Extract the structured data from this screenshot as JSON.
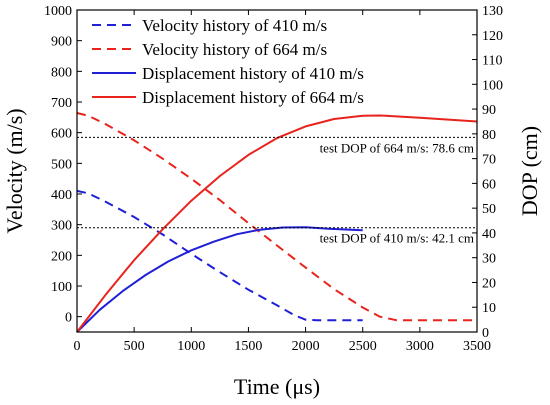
{
  "chart_data": {
    "type": "line",
    "xlabel": "Time (μs)",
    "ylabel": "Velocity (m/s)",
    "y2label": "DOP (cm)",
    "xlim": [
      0,
      3500
    ],
    "ylim": [
      -50,
      1000
    ],
    "y2lim": [
      0,
      130
    ],
    "xticks": [
      0,
      500,
      1000,
      1500,
      2000,
      2500,
      3000,
      3500
    ],
    "yticks": [
      0,
      100,
      200,
      300,
      400,
      500,
      600,
      700,
      800,
      900,
      1000
    ],
    "y2ticks": [
      0,
      10,
      20,
      30,
      40,
      50,
      60,
      70,
      80,
      90,
      100,
      110,
      120,
      130
    ],
    "grid": false,
    "legend_position": "top-left",
    "colors": {
      "blue": "#1f1fd6",
      "red": "#e8231c"
    },
    "series": [
      {
        "name": "Velocity history of 410 m/s",
        "axis": "left",
        "style": "dashed",
        "color": "#1f1fd6",
        "x": [
          0,
          100,
          250,
          500,
          750,
          1000,
          1250,
          1500,
          1750,
          1900,
          2000,
          2100,
          2500
        ],
        "y": [
          410,
          402,
          375,
          325,
          268,
          205,
          145,
          88,
          37,
          5,
          -10,
          -12,
          -12
        ]
      },
      {
        "name": "Velocity history of 664 m/s",
        "axis": "left",
        "style": "dashed",
        "color": "#e8231c",
        "x": [
          0,
          100,
          250,
          500,
          750,
          1000,
          1250,
          1500,
          1750,
          2000,
          2250,
          2500,
          2650,
          2800,
          3000,
          3500
        ],
        "y": [
          664,
          655,
          628,
          575,
          515,
          450,
          380,
          305,
          232,
          160,
          90,
          30,
          0,
          -12,
          -12,
          -12
        ]
      },
      {
        "name": "Displacement history of 410 m/s",
        "axis": "right",
        "style": "solid",
        "color": "#1f1fd6",
        "x": [
          0,
          200,
          400,
          600,
          800,
          1000,
          1200,
          1400,
          1600,
          1800,
          2000,
          2200,
          2500
        ],
        "y": [
          0,
          9,
          16.5,
          23,
          28.5,
          33,
          36.5,
          39.5,
          41.3,
          42.2,
          42.3,
          41.7,
          41.1
        ]
      },
      {
        "name": "Displacement history of 664 m/s",
        "axis": "right",
        "style": "solid",
        "color": "#e8231c",
        "x": [
          0,
          250,
          500,
          750,
          1000,
          1250,
          1500,
          1750,
          2000,
          2250,
          2500,
          2650,
          3000,
          3500
        ],
        "y": [
          0,
          15,
          29,
          41.5,
          53,
          63,
          71.5,
          78.3,
          83,
          86,
          87.3,
          87.4,
          86.5,
          85
        ]
      }
    ],
    "reference_lines": [
      {
        "label": "test DOP of 664 m/s: 78.6 cm",
        "axis": "right",
        "y": 78.6
      },
      {
        "label": "test DOP of 410 m/s: 42.1 cm",
        "axis": "right",
        "y": 42.1
      }
    ]
  }
}
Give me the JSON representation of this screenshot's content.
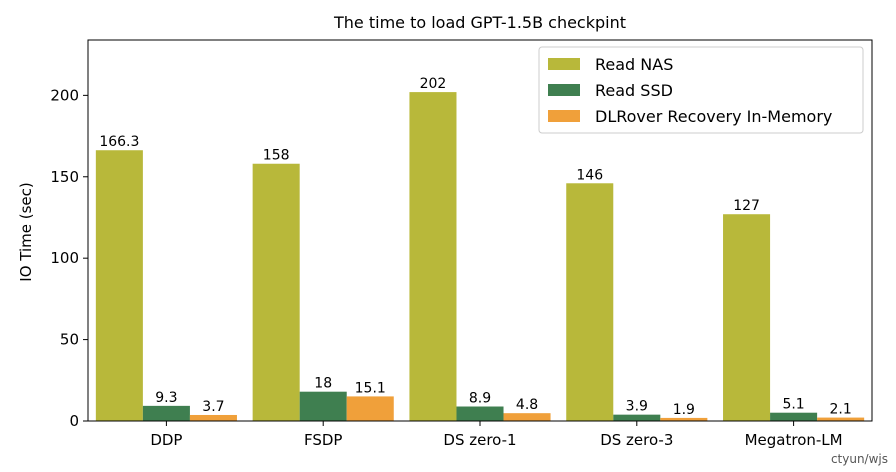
{
  "chart_data": {
    "type": "bar",
    "title": "The time to load GPT-1.5B checkpint",
    "xlabel": "",
    "ylabel": "IO Time (sec)",
    "ylim": [
      0,
      234
    ],
    "yticks": [
      0,
      50,
      100,
      150,
      200
    ],
    "grid": false,
    "legend_position": "top-right",
    "categories": [
      "DDP",
      "FSDP",
      "DS zero-1",
      "DS zero-3",
      "Megatron-LM"
    ],
    "series": [
      {
        "name": "Read NAS",
        "color": "#b8b83a",
        "values": [
          166.3,
          158,
          202,
          146,
          127
        ],
        "labels": [
          "166.3",
          "158",
          "202",
          "146",
          "127"
        ]
      },
      {
        "name": "Read SSD",
        "color": "#3f7f50",
        "values": [
          9.3,
          18,
          8.9,
          3.9,
          5.1
        ],
        "labels": [
          "9.3",
          "18",
          "8.9",
          "3.9",
          "5.1"
        ]
      },
      {
        "name": "DLRover Recovery In-Memory",
        "color": "#f0a03a",
        "values": [
          3.7,
          15.1,
          4.8,
          1.9,
          2.1
        ],
        "labels": [
          "3.7",
          "15.1",
          "4.8",
          "1.9",
          "2.1"
        ]
      }
    ]
  },
  "watermark": "ctyun/wjs"
}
..........
▶ _EXERCISE AIM_
Scan the records above for the string "ylabel", then report every line that contains it.

▶ _ANSWER TO THE TASK_
    "ylabel": "Velocity (m/s)",
    "ylabel": "IO Time (sec)",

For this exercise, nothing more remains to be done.